TEXT EXCERPT -
▼▼▼

She's an American line with limited registration. I should have clarified that bit. I am very happy with her as a pet, but I won't try to claim she's the next big thing or anything like that!

I was just saying that after doing my research in American show lines, I personally don't think the price is that crazy for a healthy, well bred puppy. That's all I was getting at, nothing more. 

YMMV.


----------



## Jake and Elwood (Feb 1, 2014)

made the mistake of choosing same breeder as MN governor, Mark Dayton. Breeder was "odd" but we are extremely happy with our pups. Would not recommend our breeder, however. Seems more like byb than reputable GSD working line breeder.


----------



## gsdwindborne (May 25, 2010)

My friend,and co-breeder Myra Shear just bred her ASL,US Select #8,Can.Select #3,girl,Ch.Clementine Of Oh My,to the last yrs.USGrand Victor,this yrs.Can.Grand Victor.Ch.Woodside"s Megabucks,who wood be a 1/2 brother to the Ch.male I just finished,outstanding temperments,health statistics,OFA,DM tested etc.,she is right up in MN.,puppies will be ready early spring of 2015,Myra has had some of the best ASL gsds for yrs.,is very honest,and forthright,and the two parents on this breeding are magnificient animals!her ph.,is 651-464-9812,she does not have a website,as she does not breed often.

▲▲▲

Can you copy the forum thread about German shepherd breeders word for word, from "## gsdwindborne (May" up to and including "not breed often."?

(Element boundary records)

▼▼▼

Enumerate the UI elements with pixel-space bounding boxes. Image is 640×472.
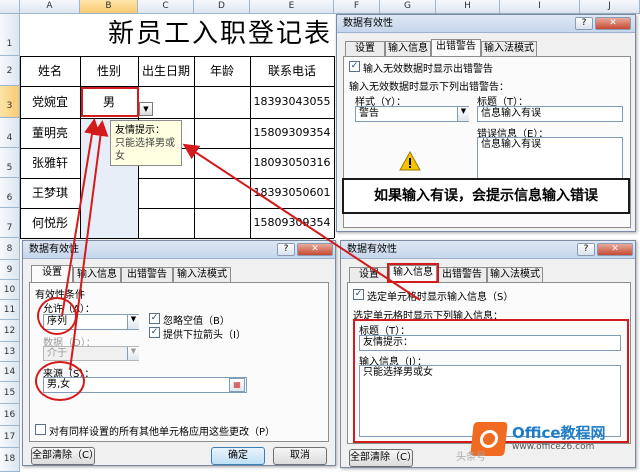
watermark: Office教程网 www.office26.com 头条号 — [456, 418, 636, 468]
arrow-source-to-cell — [69, 120, 109, 371]
arrow-input-to-tooltip — [182, 143, 421, 301]
annotation-arrows — [61, 118, 421, 371]
watermark-source: 头条号 — [456, 452, 486, 463]
watermark-url: www.office26.com — [512, 442, 595, 452]
watermark-logo-text: Office教程网 — [512, 424, 606, 442]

▲▲▲

WRITTEN ANSWER -
## gsdwindborne (May 25, 2010)

My friend,and co-breeder Myra Shear just bred her ASL,US Select #8,Can.Select #3,girl,Ch.Clementine Of Oh My,to the last yrs.USGrand Victor,this yrs.Can.Grand Victor.Ch.Woodside"s Megabucks,who wood be a 1/2 brother to the Ch.male I just finished,outstanding temperments,health statistics,OFA,DM tested etc.,she is right up in MN.,puppies will be ready early spring of 2015,Myra has had some of the best ASL gsds for yrs.,is very honest,and forthright,and the two parents on this breeding are magnificient animals!her ph.,is 651-464-9812,she does not have a website,as she does not breed often.